Identify the line that contains "Read the values" in the material. Output it and every line after it, unchanged, through the end.

(Source records)
** BEGIN **

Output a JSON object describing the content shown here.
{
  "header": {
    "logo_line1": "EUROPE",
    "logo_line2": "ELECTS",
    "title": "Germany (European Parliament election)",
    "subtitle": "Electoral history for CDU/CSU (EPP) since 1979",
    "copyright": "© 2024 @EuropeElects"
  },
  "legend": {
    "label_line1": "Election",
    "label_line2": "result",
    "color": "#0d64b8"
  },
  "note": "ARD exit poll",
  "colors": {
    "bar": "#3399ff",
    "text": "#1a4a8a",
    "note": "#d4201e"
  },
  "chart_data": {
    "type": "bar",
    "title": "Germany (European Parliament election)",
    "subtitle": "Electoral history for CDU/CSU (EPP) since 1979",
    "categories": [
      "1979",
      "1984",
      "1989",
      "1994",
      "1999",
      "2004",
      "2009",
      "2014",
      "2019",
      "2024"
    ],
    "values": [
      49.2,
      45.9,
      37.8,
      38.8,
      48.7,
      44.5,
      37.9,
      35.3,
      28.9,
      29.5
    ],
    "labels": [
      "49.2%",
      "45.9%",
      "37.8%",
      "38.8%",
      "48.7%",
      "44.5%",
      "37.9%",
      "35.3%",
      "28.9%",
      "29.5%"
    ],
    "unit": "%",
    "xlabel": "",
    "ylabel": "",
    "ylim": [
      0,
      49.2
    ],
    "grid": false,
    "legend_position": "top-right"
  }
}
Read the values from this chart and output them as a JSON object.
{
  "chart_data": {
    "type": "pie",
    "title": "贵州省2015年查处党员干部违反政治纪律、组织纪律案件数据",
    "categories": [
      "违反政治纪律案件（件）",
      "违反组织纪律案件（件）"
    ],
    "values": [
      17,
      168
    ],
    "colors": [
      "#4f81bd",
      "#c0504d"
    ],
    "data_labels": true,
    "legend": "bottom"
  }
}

** END **

**Task response**
Read the values from this chart and output them as a JSON object.
{
  "chart_data": {
    "type": "pie",
    "title": "贵州省2015年查处党员干部违反政治纪律、组织纪律案件数据",
    "categories": [
      "违反政治纪律案件（件）",
      "违反组织纪律案件（件）"
    ],
    "values": [
      17,
      168
    ],
    "colors": [
      "#4f81bd",
      "#c0504d"
    ],
    "data_labels": true,
    "legend": "bottom"
  }
}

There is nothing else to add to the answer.